▸ **EXERCISE REQUIREMENTS**
Return the whole listing exactly as it stands.

▸ **Entries taken from a collection**

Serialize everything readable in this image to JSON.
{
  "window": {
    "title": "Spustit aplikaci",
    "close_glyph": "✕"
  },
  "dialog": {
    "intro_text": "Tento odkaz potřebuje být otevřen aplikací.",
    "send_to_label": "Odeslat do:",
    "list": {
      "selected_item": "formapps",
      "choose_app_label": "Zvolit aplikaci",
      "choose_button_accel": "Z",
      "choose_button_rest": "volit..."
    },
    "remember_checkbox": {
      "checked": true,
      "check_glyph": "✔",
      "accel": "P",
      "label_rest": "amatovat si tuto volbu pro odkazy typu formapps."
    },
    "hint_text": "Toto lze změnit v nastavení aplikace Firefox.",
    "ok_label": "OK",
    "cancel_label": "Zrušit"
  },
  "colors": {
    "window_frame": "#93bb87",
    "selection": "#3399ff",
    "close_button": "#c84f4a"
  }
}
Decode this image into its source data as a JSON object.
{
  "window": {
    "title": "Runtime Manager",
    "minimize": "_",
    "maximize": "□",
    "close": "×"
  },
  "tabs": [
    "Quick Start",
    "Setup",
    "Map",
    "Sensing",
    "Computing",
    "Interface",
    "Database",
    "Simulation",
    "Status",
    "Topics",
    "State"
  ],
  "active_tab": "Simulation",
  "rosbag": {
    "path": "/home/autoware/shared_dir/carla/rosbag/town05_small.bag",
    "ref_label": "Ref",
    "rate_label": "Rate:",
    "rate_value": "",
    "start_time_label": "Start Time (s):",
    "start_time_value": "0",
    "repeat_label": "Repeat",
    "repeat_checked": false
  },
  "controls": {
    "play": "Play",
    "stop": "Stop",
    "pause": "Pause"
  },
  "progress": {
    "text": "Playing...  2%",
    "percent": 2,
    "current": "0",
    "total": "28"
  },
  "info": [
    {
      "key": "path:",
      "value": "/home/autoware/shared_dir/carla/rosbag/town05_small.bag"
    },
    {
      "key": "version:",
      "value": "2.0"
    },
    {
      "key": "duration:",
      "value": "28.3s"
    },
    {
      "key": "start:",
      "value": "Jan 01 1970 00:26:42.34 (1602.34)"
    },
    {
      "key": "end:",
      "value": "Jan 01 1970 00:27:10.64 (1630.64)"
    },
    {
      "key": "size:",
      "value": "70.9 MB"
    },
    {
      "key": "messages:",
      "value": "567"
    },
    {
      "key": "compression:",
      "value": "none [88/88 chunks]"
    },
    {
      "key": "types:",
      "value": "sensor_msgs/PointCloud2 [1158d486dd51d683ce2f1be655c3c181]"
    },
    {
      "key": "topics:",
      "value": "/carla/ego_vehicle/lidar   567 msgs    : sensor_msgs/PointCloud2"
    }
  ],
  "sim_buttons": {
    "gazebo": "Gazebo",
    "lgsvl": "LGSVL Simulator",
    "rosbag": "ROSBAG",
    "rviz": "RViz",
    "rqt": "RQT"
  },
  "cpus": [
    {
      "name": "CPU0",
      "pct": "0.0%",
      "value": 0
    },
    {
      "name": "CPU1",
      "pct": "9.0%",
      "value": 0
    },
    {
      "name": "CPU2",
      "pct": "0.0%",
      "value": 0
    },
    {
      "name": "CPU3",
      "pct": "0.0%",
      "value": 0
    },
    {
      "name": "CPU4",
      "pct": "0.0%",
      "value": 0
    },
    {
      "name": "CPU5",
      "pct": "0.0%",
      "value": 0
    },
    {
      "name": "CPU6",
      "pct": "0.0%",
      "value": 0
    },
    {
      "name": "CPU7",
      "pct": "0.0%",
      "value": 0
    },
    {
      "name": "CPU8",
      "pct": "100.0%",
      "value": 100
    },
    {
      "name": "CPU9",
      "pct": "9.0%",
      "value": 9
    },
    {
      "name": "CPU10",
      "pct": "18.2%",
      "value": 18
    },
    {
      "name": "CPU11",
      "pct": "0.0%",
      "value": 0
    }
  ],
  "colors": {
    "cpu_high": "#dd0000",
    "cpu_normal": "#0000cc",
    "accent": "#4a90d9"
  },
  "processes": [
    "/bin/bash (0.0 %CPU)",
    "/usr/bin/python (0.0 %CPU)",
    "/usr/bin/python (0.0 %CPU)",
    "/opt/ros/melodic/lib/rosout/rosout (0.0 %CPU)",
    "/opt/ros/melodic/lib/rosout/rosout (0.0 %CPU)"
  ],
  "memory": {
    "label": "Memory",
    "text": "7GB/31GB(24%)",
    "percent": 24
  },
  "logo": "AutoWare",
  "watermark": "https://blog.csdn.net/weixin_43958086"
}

▸ **EXERCISE OUTPUT**
Serialize everything readable in this image to JSON.
{
  "window": {
    "title": "Spustit aplikaci",
    "close_glyph": "✕"
  },
  "dialog": {
    "intro_text": "Tento odkaz potřebuje být otevřen aplikací.",
    "send_to_label": "Odeslat do:",
    "list": {
      "selected_item": "formapps",
      "choose_app_label": "Zvolit aplikaci",
      "choose_button_accel": "Z",
      "choose_button_rest": "volit..."
    },
    "remember_checkbox": {
      "checked": true,
      "check_glyph": "✔",
      "accel": "P",
      "label_rest": "amatovat si tuto volbu pro odkazy typu formapps."
    },
    "hint_text": "Toto lze změnit v nastavení aplikace Firefox.",
    "ok_label": "OK",
    "cancel_label": "Zrušit"
  },
  "colors": {
    "window_frame": "#93bb87",
    "selection": "#3399ff",
    "close_button": "#c84f4a"
  }
}
Decode this image into its source data as a JSON object.
{
  "window": {
    "title": "Runtime Manager",
    "minimize": "_",
    "maximize": "□",
    "close": "×"
  },
  "tabs": [
    "Quick Start",
    "Setup",
    "Map",
    "Sensing",
    "Computing",
    "Interface",
    "Database",
    "Simulation",
    "Status",
    "Topics",
    "State"
  ],
  "active_tab": "Simulation",
  "rosbag": {
    "path": "/home/autoware/shared_dir/carla/rosbag/town05_small.bag",
    "ref_label": "Ref",
    "rate_label": "Rate:",
    "rate_value": "",
    "start_time_label": "Start Time (s):",
    "start_time_value": "0",
    "repeat_label": "Repeat",
    "repeat_checked": false
  },
  "controls": {
    "play": "Play",
    "stop": "Stop",
    "pause": "Pause"
  },
  "progress": {
    "text": "Playing...  2%",
    "percent": 2,
    "current": "0",
    "total": "28"
  },
  "info": [
    {
      "key": "path:",
      "value": "/home/autoware/shared_dir/carla/rosbag/town05_small.bag"
    },
    {
      "key": "version:",
      "value": "2.0"
    },
    {
      "key": "duration:",
      "value": "28.3s"
    },
    {
      "key": "start:",
      "value": "Jan 01 1970 00:26:42.34 (1602.34)"
    },
    {
      "key": "end:",
      "value": "Jan 01 1970 00:27:10.64 (1630.64)"
    },
    {
      "key": "size:",
      "value": "70.9 MB"
    },
    {
      "key": "messages:",
      "value": "567"
    },
    {
      "key": "compression:",
      "value": "none [88/88 chunks]"
    },
    {
      "key": "types:",
      "value": "sensor_msgs/PointCloud2 [1158d486dd51d683ce2f1be655c3c181]"
    },
    {
      "key": "topics:",
      "value": "/carla/ego_vehicle/lidar   567 msgs    : sensor_msgs/PointCloud2"
    }
  ],
  "sim_buttons": {
    "gazebo": "Gazebo",
    "lgsvl": "LGSVL Simulator",
    "rosbag": "ROSBAG",
    "rviz": "RViz",
    "rqt": "RQT"
  },
  "cpus": [
    {
      "name": "CPU0",
      "pct": "0.0%",
      "value": 0
    },
    {
      "name": "CPU1",
      "pct": "9.0%",
      "value": 0
    },
    {
      "name": "CPU2",
      "pct": "0.0%",
      "value": 0
    },
    {
      "name": "CPU3",
      "pct": "0.0%",
      "value": 0
    },
    {
      "name": "CPU4",
      "pct": "0.0%",
      "value": 0
    },
    {
      "name": "CPU5",
      "pct": "0.0%",
      "value": 0
    },
    {
      "name": "CPU6",
      "pct": "0.0%",
      "value": 0
    },
    {
      "name": "CPU7",
      "pct": "0.0%",
      "value": 0
    },
    {
      "name": "CPU8",
      "pct": "100.0%",
      "value": 100
    },
    {
      "name": "CPU9",
      "pct": "9.0%",
      "value": 9
    },
    {
      "name": "CPU10",
      "pct": "18.2%",
      "value": 18
    },
    {
      "name": "CPU11",
      "pct": "0.0%",
      "value": 0
    }
  ],
  "colors": {
    "cpu_high": "#dd0000",
    "cpu_normal": "#0000cc",
    "accent": "#4a90d9"
  },
  "processes": [
    "/bin/bash (0.0 %CPU)",
    "/usr/bin/python (0.0 %CPU)",
    "/usr/bin/python (0.0 %CPU)",
    "/opt/ros/melodic/lib/rosout/rosout (0.0 %CPU)",
    "/opt/ros/melodic/lib/rosout/rosout (0.0 %CPU)"
  ],
  "memory": {
    "label": "Memory",
    "text": "7GB/31GB(24%)",
    "percent": 24
  },
  "logo": "AutoWare",
  "watermark": "https://blog.csdn.net/weixin_43958086"
}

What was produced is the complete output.